# [What is expected]
Restate the complete material exactly.

--- start Data to process ---

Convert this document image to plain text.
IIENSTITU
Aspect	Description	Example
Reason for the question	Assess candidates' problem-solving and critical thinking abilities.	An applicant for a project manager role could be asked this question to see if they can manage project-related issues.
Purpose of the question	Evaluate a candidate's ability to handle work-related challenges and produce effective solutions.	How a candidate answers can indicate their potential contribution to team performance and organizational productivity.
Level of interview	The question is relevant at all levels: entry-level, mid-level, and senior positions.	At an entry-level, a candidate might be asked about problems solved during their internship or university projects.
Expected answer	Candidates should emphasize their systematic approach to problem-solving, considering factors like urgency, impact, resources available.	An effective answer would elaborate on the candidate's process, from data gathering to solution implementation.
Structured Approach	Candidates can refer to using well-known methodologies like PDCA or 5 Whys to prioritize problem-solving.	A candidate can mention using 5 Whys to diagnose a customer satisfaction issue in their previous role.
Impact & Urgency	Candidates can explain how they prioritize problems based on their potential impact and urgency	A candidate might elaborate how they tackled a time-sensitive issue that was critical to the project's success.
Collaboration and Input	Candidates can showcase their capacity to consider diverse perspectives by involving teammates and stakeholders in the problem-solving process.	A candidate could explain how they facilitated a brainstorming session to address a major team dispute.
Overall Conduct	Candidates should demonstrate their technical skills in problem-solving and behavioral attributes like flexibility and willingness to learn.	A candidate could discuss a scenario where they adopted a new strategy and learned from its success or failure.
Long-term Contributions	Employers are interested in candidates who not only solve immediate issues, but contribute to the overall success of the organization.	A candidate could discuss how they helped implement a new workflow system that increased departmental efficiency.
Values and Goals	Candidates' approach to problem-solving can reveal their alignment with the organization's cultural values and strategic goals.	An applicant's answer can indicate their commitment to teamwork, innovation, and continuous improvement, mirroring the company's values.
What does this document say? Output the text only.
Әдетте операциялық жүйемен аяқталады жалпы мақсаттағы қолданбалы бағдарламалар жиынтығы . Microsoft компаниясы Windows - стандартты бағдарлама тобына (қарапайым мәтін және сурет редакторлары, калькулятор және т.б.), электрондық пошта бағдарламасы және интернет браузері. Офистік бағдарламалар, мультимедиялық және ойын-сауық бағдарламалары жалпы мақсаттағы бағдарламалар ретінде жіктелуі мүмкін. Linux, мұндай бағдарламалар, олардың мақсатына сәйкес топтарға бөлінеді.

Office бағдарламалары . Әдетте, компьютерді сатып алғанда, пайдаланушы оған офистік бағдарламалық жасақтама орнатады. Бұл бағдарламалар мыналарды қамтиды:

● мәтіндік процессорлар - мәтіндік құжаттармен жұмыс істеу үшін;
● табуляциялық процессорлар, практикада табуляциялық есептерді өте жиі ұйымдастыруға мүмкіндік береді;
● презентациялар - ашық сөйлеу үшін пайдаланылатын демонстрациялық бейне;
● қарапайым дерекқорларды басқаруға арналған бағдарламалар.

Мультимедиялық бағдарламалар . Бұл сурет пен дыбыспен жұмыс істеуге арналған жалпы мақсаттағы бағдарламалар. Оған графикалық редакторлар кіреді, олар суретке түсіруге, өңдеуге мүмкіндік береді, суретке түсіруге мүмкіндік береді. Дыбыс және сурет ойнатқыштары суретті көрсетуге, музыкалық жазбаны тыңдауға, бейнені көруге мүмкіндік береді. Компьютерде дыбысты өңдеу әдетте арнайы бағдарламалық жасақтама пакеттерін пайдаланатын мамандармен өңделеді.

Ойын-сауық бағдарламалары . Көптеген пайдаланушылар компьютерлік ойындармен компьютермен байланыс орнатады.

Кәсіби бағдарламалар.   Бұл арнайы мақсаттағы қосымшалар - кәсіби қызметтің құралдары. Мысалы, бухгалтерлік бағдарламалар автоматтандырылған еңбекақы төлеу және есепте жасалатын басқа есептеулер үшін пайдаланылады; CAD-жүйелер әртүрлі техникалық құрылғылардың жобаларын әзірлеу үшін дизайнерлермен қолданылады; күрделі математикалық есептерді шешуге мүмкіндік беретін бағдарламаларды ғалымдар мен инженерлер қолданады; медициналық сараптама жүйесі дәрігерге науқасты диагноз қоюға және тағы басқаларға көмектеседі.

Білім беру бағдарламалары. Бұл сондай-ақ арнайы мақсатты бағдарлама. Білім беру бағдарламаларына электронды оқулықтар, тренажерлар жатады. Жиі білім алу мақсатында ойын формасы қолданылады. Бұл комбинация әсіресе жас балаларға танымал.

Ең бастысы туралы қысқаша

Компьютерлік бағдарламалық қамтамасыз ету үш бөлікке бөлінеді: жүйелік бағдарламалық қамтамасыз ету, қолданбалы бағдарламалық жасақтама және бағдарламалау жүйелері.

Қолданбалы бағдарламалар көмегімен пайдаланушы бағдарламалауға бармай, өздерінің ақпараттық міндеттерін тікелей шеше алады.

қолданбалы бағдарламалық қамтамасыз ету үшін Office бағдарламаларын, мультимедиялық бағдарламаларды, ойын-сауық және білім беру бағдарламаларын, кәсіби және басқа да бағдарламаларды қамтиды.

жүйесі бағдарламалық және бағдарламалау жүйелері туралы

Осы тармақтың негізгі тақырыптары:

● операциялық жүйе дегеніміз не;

--- end Data to process ---

# [Task solution]
Convert this document image to plain text.
IIENSTITU
Aspect	Description	Example
Reason for the question	Assess candidates' problem-solving and critical thinking abilities.	An applicant for a project manager role could be asked this question to see if they can manage project-related issues.
Purpose of the question	Evaluate a candidate's ability to handle work-related challenges and produce effective solutions.	How a candidate answers can indicate their potential contribution to team performance and organizational productivity.
Level of interview	The question is relevant at all levels: entry-level, mid-level, and senior positions.	At an entry-level, a candidate might be asked about problems solved during their internship or university projects.
Expected answer	Candidates should emphasize their systematic approach to problem-solving, considering factors like urgency, impact, resources available.	An effective answer would elaborate on the candidate's process, from data gathering to solution implementation.
Structured Approach	Candidates can refer to using well-known methodologies like PDCA or 5 Whys to prioritize problem-solving.	A candidate can mention using 5 Whys to diagnose a customer satisfaction issue in their previous role.
Impact & Urgency	Candidates can explain how they prioritize problems based on their potential impact and urgency	A candidate might elaborate how they tackled a time-sensitive issue that was critical to the project's success.
Collaboration and Input	Candidates can showcase their capacity to consider diverse perspectives by involving teammates and stakeholders in the problem-solving process.	A candidate could explain how they facilitated a brainstorming session to address a major team dispute.
Overall Conduct	Candidates should demonstrate their technical skills in problem-solving and behavioral attributes like flexibility and willingness to learn.	A candidate could discuss a scenario where they adopted a new strategy and learned from its success or failure.
Long-term Contributions	Employers are interested in candidates who not only solve immediate issues, but contribute to the overall success of the organization.	A candidate could discuss how they helped implement a new workflow system that increased departmental efficiency.
Values and Goals	Candidates' approach to problem-solving can reveal their alignment with the organization's cultural values and strategic goals.	An applicant's answer can indicate their commitment to teamwork, innovation, and continuous improvement, mirroring the company's values.
What does this document say? Output the text only.
Әдетте операциялық жүйемен аяқталады жалпы мақсаттағы қолданбалы бағдарламалар жиынтығы . Microsoft компаниясы Windows - стандартты бағдарлама тобына (қарапайым мәтін және сурет редакторлары, калькулятор және т.б.), электрондық пошта бағдарламасы және интернет браузері. Офистік бағдарламалар, мультимедиялық және ойын-сауық бағдарламалары жалпы мақсаттағы бағдарламалар ретінде жіктелуі мүмкін. Linux, мұндай бағдарламалар, олардың мақсатына сәйкес топтарға бөлінеді.

Office бағдарламалары . Әдетте, компьютерді сатып алғанда, пайдаланушы оған офистік бағдарламалық жасақтама орнатады. Бұл бағдарламалар мыналарды қамтиды:

● мәтіндік процессорлар - мәтіндік құжаттармен жұмыс істеу үшін;
● табуляциялық процессорлар, практикада табуляциялық есептерді өте жиі ұйымдастыруға мүмкіндік береді;
● презентациялар - ашық сөйлеу үшін пайдаланылатын демонстрациялық бейне;
● қарапайым дерекқорларды басқаруға арналған бағдарламалар.

Мультимедиялық бағдарламалар . Бұл сурет пен дыбыспен жұмыс істеуге арналған жалпы мақсаттағы бағдарламалар. Оған графикалық редакторлар кіреді, олар суретке түсіруге, өңдеуге мүмкіндік береді, суретке түсіруге мүмкіндік береді. Дыбыс және сурет ойнатқыштары суретті көрсетуге, музыкалық жазбаны тыңдауға, бейнені көруге мүмкіндік береді. Компьютерде дыбысты өңдеу әдетте арнайы бағдарламалық жасақтама пакеттерін пайдаланатын мамандармен өңделеді.

Ойын-сауық бағдарламалары . Көптеген пайдаланушылар компьютерлік ойындармен компьютермен байланыс орнатады.

Кәсіби бағдарламалар.   Бұл арнайы мақсаттағы қосымшалар - кәсіби қызметтің құралдары. Мысалы, бухгалтерлік бағдарламалар автоматтандырылған еңбекақы төлеу және есепте жасалатын басқа есептеулер үшін пайдаланылады; CAD-жүйелер әртүрлі техникалық құрылғылардың жобаларын әзірлеу үшін дизайнерлермен қолданылады; күрделі математикалық есептерді шешуге мүмкіндік беретін бағдарламаларды ғалымдар мен инженерлер қолданады; медициналық сараптама жүйесі дәрігерге науқасты диагноз қоюға және тағы басқаларға көмектеседі.

Білім беру бағдарламалары. Бұл сондай-ақ арнайы мақсатты бағдарлама. Білім беру бағдарламаларына электронды оқулықтар, тренажерлар жатады. Жиі білім алу мақсатында ойын формасы қолданылады. Бұл комбинация әсіресе жас балаларға танымал.

Ең бастысы туралы қысқаша

Компьютерлік бағдарламалық қамтамасыз ету үш бөлікке бөлінеді: жүйелік бағдарламалық қамтамасыз ету, қолданбалы бағдарламалық жасақтама және бағдарламалау жүйелері.

Қолданбалы бағдарламалар көмегімен пайдаланушы бағдарламалауға бармай, өздерінің ақпараттық міндеттерін тікелей шеше алады.

қолданбалы бағдарламалық қамтамасыз ету үшін Office бағдарламаларын, мультимедиялық бағдарламаларды, ойын-сауық және білім беру бағдарламаларын, кәсіби және басқа да бағдарламаларды қамтиды.

жүйесі бағдарламалық және бағдарламалау жүйелері туралы

Осы тармақтың негізгі тақырыптары:

● операциялық жүйе дегеніміз не;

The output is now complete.